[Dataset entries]
==================================================
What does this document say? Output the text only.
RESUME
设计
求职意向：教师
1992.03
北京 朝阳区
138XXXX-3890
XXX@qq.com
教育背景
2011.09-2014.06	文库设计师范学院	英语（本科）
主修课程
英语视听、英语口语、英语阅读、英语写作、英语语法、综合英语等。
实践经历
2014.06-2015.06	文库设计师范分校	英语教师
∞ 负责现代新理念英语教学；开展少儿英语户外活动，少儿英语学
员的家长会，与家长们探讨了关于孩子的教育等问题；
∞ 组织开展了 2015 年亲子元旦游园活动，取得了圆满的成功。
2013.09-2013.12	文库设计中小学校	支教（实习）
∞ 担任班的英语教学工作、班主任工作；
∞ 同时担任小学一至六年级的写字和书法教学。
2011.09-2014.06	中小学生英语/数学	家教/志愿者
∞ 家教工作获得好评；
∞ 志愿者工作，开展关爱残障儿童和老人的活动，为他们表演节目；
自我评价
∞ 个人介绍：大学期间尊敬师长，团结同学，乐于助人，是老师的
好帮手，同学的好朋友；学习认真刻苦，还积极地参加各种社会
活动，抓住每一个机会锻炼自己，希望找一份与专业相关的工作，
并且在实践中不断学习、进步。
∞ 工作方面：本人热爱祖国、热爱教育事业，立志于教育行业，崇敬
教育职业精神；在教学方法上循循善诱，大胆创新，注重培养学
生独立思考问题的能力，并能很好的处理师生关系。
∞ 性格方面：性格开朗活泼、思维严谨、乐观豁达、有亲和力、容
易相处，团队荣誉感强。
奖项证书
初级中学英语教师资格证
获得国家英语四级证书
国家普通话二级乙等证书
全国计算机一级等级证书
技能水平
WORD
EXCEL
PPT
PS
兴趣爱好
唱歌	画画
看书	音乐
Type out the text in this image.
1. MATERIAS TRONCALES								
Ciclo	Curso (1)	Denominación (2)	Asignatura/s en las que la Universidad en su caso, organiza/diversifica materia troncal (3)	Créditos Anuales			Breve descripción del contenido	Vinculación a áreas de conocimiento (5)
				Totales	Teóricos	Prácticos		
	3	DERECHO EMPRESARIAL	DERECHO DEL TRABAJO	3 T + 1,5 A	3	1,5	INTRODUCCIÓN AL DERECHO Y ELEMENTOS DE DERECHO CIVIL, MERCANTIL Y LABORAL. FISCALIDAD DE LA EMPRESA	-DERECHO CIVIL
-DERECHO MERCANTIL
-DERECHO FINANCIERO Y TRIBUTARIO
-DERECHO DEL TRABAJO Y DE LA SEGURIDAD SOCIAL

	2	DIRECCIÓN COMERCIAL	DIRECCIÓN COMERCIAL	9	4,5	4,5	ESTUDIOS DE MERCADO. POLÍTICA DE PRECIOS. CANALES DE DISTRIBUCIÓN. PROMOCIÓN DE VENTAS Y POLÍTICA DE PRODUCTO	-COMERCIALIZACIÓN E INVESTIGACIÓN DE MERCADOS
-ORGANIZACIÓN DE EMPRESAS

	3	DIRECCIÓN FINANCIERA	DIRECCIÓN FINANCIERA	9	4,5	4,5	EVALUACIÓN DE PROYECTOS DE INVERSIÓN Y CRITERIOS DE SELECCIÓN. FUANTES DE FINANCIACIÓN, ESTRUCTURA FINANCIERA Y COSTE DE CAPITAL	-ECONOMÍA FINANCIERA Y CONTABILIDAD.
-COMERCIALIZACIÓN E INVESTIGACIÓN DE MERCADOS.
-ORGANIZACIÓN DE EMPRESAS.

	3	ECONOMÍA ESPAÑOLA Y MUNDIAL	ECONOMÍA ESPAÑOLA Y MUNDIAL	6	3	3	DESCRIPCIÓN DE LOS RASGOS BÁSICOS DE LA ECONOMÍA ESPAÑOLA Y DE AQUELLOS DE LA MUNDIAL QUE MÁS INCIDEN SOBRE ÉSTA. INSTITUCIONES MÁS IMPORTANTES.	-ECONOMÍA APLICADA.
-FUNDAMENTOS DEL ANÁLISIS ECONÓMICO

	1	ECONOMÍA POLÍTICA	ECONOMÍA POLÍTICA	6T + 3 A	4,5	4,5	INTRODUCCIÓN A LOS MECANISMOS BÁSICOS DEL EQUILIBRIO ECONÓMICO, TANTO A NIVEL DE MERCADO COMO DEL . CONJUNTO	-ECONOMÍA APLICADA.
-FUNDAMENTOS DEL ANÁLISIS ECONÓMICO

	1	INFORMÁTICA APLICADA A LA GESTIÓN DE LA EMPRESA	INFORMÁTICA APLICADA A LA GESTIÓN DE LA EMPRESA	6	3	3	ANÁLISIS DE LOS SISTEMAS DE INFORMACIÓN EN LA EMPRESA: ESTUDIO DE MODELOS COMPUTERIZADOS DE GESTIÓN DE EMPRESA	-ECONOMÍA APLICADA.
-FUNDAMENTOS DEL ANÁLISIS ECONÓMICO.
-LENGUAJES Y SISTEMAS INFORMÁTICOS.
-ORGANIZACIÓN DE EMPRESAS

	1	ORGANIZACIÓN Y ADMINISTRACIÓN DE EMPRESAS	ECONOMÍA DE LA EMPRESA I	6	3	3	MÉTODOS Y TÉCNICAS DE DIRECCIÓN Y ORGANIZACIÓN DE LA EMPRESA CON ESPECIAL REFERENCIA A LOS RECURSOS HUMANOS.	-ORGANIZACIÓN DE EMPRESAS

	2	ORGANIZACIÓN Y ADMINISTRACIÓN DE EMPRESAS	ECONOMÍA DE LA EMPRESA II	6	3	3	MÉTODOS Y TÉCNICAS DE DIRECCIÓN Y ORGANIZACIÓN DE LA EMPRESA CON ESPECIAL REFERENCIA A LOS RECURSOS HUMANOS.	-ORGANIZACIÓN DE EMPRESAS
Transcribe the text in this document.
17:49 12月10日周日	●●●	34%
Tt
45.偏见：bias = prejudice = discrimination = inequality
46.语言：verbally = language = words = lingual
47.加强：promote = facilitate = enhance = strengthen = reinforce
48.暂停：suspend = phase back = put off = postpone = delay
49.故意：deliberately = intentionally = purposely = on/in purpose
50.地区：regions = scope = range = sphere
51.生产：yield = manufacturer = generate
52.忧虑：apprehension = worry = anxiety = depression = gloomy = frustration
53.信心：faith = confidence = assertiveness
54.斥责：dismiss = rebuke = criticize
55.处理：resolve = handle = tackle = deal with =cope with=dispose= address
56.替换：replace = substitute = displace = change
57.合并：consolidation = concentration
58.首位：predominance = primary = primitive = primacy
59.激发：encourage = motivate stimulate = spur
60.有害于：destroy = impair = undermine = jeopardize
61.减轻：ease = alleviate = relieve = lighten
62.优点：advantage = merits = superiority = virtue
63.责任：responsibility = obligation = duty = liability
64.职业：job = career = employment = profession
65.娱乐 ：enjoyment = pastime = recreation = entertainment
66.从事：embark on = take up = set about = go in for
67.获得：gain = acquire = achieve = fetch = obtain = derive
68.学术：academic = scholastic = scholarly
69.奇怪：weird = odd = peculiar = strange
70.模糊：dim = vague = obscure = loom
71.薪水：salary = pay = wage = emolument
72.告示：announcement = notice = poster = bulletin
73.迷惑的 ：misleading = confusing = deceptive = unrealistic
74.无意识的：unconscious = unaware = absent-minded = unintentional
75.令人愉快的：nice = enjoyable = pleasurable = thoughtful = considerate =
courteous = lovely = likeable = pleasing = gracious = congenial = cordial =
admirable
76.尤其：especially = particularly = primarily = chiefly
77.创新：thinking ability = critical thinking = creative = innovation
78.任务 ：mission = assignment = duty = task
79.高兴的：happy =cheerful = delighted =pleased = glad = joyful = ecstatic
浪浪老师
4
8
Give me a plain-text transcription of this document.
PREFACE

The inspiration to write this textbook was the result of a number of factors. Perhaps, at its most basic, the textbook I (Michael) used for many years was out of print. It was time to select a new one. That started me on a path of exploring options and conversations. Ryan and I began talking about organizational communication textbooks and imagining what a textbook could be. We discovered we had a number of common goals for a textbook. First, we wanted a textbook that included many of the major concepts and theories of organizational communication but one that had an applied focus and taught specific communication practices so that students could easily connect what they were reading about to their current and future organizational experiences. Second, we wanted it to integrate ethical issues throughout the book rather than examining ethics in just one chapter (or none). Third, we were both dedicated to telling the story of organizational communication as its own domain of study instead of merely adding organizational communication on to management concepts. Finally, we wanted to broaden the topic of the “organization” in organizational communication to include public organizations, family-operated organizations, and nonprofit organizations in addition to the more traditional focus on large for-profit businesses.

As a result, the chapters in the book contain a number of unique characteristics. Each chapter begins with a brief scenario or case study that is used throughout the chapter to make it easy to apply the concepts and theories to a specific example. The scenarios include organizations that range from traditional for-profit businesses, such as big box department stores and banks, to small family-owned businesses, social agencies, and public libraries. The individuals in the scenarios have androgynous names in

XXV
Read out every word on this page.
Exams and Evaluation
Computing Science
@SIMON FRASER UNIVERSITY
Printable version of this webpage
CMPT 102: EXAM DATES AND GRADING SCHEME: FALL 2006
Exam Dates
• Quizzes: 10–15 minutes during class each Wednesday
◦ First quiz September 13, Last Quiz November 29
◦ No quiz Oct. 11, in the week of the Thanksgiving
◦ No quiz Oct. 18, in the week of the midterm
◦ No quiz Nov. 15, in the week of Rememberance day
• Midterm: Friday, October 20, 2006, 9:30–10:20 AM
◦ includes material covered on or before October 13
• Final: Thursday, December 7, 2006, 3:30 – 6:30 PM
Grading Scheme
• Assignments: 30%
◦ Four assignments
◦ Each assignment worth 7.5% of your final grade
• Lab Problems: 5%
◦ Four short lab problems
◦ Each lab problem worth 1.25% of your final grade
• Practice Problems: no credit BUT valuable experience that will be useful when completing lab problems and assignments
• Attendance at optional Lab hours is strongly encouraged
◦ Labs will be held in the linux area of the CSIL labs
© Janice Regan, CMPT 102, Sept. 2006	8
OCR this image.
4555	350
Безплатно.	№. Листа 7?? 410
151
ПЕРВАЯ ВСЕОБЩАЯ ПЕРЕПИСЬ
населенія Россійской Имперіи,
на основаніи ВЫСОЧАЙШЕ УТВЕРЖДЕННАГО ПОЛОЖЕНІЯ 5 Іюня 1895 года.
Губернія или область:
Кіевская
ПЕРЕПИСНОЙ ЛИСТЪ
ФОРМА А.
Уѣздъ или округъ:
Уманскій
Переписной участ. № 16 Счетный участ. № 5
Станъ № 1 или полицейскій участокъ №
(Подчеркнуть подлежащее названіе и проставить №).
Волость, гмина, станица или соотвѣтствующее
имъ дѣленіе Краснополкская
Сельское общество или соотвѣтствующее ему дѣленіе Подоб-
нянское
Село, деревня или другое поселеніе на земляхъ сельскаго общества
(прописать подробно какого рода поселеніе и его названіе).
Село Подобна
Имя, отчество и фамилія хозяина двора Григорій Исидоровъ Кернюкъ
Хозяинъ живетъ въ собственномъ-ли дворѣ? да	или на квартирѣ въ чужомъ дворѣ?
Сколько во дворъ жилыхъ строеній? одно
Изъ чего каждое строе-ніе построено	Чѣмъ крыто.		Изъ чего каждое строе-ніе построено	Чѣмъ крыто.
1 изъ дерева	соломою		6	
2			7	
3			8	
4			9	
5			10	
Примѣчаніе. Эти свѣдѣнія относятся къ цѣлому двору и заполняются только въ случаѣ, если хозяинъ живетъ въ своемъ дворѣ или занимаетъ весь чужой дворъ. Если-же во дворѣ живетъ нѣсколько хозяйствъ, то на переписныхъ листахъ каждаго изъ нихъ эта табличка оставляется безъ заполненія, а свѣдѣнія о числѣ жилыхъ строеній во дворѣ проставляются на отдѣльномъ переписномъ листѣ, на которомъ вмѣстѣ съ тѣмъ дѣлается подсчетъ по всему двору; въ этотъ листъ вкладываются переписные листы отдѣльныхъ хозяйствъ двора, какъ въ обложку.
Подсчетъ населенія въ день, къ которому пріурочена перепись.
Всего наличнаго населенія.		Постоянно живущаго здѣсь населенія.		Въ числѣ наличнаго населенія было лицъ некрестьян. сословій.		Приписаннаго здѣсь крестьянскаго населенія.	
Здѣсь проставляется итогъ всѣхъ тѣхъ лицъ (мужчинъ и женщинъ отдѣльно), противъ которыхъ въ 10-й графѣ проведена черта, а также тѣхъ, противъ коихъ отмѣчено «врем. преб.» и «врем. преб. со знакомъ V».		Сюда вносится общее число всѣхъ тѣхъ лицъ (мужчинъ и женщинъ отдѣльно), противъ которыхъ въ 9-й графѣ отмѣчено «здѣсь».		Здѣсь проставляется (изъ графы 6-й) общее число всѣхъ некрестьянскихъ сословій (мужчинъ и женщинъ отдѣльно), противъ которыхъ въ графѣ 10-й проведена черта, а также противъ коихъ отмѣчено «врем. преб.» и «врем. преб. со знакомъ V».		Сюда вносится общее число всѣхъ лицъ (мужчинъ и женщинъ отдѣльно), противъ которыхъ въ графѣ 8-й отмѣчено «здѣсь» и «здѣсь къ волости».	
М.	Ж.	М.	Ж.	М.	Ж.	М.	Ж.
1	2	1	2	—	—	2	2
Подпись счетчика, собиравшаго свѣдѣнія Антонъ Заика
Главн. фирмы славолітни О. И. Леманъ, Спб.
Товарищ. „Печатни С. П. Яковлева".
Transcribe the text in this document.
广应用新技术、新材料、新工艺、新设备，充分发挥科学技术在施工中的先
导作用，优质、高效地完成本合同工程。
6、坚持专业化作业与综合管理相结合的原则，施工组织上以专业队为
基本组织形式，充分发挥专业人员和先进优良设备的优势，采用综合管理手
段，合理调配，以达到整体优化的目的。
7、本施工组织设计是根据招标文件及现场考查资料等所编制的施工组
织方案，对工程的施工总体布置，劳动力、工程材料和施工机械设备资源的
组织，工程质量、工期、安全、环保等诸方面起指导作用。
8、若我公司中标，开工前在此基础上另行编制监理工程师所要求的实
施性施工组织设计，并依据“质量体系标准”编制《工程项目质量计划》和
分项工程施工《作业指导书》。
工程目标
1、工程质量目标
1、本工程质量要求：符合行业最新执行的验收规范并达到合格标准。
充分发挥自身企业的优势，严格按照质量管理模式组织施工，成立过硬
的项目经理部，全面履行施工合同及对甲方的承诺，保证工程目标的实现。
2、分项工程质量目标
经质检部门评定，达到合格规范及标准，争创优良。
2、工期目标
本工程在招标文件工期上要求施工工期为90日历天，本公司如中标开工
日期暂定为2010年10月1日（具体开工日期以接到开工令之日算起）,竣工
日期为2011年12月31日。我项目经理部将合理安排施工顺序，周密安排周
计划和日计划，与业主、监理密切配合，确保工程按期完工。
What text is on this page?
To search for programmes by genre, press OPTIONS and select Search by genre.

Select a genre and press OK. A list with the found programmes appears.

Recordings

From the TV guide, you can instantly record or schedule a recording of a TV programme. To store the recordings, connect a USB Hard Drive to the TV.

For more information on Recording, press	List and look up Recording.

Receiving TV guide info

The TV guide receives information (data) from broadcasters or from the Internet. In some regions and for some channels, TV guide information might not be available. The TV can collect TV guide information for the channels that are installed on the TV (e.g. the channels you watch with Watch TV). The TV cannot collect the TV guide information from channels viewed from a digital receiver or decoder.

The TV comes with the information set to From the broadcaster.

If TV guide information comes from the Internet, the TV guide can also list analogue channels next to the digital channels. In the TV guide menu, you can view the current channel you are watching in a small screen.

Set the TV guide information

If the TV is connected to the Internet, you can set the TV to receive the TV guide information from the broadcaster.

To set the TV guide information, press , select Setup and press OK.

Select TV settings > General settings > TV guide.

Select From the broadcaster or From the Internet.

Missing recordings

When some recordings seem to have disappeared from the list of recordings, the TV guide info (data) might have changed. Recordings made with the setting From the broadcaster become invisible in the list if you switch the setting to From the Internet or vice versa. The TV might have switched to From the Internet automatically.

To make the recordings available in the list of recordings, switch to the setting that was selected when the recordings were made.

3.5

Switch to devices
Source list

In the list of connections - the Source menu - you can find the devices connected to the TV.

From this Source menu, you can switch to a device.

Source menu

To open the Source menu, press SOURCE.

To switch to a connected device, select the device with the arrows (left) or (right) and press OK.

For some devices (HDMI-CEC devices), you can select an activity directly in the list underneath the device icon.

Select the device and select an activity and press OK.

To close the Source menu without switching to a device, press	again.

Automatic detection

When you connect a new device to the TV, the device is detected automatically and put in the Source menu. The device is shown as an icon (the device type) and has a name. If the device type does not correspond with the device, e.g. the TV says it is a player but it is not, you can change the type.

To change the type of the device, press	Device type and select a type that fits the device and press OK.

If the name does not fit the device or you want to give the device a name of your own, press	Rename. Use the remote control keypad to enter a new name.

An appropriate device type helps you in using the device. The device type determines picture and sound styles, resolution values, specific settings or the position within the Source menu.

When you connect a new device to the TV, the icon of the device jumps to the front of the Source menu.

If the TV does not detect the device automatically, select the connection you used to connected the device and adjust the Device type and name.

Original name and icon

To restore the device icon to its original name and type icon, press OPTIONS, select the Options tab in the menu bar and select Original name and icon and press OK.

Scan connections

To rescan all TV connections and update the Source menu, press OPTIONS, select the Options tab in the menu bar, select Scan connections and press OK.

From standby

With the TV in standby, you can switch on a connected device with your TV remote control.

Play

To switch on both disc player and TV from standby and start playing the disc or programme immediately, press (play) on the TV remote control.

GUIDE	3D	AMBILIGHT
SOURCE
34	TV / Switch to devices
==================================================
§ Set task
Filter the data, keeping only the lines that contain "Село".

§ Response below
Село, деревня или другое поселеніе на земляхъ сельскаго общества
Село Подобна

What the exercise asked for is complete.